══ Record extracts ══

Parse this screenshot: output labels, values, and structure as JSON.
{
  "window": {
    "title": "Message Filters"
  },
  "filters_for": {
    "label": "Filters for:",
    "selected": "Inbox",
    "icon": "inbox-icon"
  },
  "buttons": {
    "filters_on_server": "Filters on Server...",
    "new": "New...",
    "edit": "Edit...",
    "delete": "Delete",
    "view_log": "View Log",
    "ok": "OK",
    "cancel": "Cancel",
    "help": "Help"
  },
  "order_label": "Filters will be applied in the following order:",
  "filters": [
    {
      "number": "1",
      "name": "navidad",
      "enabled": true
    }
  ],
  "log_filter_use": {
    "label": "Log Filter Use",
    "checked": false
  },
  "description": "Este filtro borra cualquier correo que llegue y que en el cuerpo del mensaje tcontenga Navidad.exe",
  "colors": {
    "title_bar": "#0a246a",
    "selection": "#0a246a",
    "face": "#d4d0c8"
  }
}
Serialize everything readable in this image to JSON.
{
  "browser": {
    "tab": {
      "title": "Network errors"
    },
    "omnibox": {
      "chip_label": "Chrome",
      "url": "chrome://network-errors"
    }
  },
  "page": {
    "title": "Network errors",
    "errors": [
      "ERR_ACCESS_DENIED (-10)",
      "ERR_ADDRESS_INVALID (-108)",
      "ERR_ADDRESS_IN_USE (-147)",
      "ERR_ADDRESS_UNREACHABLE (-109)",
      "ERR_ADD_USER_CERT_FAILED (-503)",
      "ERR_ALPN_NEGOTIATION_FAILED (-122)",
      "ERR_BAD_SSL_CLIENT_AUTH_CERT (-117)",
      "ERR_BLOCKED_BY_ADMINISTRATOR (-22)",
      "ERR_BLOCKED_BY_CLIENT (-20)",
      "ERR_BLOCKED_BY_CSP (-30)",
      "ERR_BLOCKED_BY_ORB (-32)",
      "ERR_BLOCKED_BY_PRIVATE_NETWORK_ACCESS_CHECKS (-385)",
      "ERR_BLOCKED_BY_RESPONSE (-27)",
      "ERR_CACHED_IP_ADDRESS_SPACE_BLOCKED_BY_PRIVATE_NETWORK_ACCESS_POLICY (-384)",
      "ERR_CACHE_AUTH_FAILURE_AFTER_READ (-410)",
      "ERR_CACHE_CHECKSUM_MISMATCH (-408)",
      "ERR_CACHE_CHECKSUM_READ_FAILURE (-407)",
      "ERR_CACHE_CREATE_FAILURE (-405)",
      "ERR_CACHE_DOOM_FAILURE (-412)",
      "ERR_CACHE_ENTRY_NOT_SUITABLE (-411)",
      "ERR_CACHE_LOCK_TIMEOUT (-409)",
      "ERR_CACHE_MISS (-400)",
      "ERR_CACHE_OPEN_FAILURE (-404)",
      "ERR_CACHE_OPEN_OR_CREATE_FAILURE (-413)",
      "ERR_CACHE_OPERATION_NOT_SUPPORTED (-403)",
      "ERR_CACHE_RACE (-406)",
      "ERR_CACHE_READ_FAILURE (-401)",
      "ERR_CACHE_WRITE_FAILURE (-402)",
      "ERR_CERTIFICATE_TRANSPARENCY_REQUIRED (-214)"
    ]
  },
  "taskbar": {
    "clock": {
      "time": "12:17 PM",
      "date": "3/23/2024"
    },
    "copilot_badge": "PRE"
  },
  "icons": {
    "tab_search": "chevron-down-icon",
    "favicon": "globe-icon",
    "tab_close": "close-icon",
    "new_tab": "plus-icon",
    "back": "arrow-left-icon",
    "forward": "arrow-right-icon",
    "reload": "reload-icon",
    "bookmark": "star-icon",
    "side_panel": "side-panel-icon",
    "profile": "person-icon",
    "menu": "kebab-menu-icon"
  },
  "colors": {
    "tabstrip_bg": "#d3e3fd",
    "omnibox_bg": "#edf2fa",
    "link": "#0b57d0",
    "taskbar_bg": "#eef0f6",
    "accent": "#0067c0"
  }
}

═══

Request:
Repeat the preceding lines exactly, please, every one of them.

Reply:
Parse this screenshot: output labels, values, and structure as JSON.
{
  "window": {
    "title": "Message Filters"
  },
  "filters_for": {
    "label": "Filters for:",
    "selected": "Inbox",
    "icon": "inbox-icon"
  },
  "buttons": {
    "filters_on_server": "Filters on Server...",
    "new": "New...",
    "edit": "Edit...",
    "delete": "Delete",
    "view_log": "View Log",
    "ok": "OK",
    "cancel": "Cancel",
    "help": "Help"
  },
  "order_label": "Filters will be applied in the following order:",
  "filters": [
    {
      "number": "1",
      "name": "navidad",
      "enabled": true
    }
  ],
  "log_filter_use": {
    "label": "Log Filter Use",
    "checked": false
  },
  "description": "Este filtro borra cualquier correo que llegue y que en el cuerpo del mensaje tcontenga Navidad.exe",
  "colors": {
    "title_bar": "#0a246a",
    "selection": "#0a246a",
    "face": "#d4d0c8"
  }
}
Serialize everything readable in this image to JSON.
{
  "browser": {
    "tab": {
      "title": "Network errors"
    },
    "omnibox": {
      "chip_label": "Chrome",
      "url": "chrome://network-errors"
    }
  },
  "page": {
    "title": "Network errors",
    "errors": [
      "ERR_ACCESS_DENIED (-10)",
      "ERR_ADDRESS_INVALID (-108)",
      "ERR_ADDRESS_IN_USE (-147)",
      "ERR_ADDRESS_UNREACHABLE (-109)",
      "ERR_ADD_USER_CERT_FAILED (-503)",
      "ERR_ALPN_NEGOTIATION_FAILED (-122)",
      "ERR_BAD_SSL_CLIENT_AUTH_CERT (-117)",
      "ERR_BLOCKED_BY_ADMINISTRATOR (-22)",
      "ERR_BLOCKED_BY_CLIENT (-20)",
      "ERR_BLOCKED_BY_CSP (-30)",
      "ERR_BLOCKED_BY_ORB (-32)",
      "ERR_BLOCKED_BY_PRIVATE_NETWORK_ACCESS_CHECKS (-385)",
      "ERR_BLOCKED_BY_RESPONSE (-27)",
      "ERR_CACHED_IP_ADDRESS_SPACE_BLOCKED_BY_PRIVATE_NETWORK_ACCESS_POLICY (-384)",
      "ERR_CACHE_AUTH_FAILURE_AFTER_READ (-410)",
      "ERR_CACHE_CHECKSUM_MISMATCH (-408)",
      "ERR_CACHE_CHECKSUM_READ_FAILURE (-407)",
      "ERR_CACHE_CREATE_FAILURE (-405)",
      "ERR_CACHE_DOOM_FAILURE (-412)",
      "ERR_CACHE_ENTRY_NOT_SUITABLE (-411)",
      "ERR_CACHE_LOCK_TIMEOUT (-409)",
      "ERR_CACHE_MISS (-400)",
      "ERR_CACHE_OPEN_FAILURE (-404)",
      "ERR_CACHE_OPEN_OR_CREATE_FAILURE (-413)",
      "ERR_CACHE_OPERATION_NOT_SUPPORTED (-403)",
      "ERR_CACHE_RACE (-406)",
      "ERR_CACHE_READ_FAILURE (-401)",
      "ERR_CACHE_WRITE_FAILURE (-402)",
      "ERR_CERTIFICATE_TRANSPARENCY_REQUIRED (-214)"
    ]
  },
  "taskbar": {
    "clock": {
      "time": "12:17 PM",
      "date": "3/23/2024"
    },
    "copilot_badge": "PRE"
  },
  "icons": {
    "tab_search": "chevron-down-icon",
    "favicon": "globe-icon",
    "tab_close": "close-icon",
    "new_tab": "plus-icon",
    "back": "arrow-left-icon",
    "forward": "arrow-right-icon",
    "reload": "reload-icon",
    "bookmark": "star-icon",
    "side_panel": "side-panel-icon",
    "profile": "person-icon",
    "menu": "kebab-menu-icon"
  },
  "colors": {
    "tabstrip_bg": "#d3e3fd",
    "omnibox_bg": "#edf2fa",
    "link": "#0b57d0",
    "taskbar_bg": "#eef0f6",
    "accent": "#0067c0"
  }
}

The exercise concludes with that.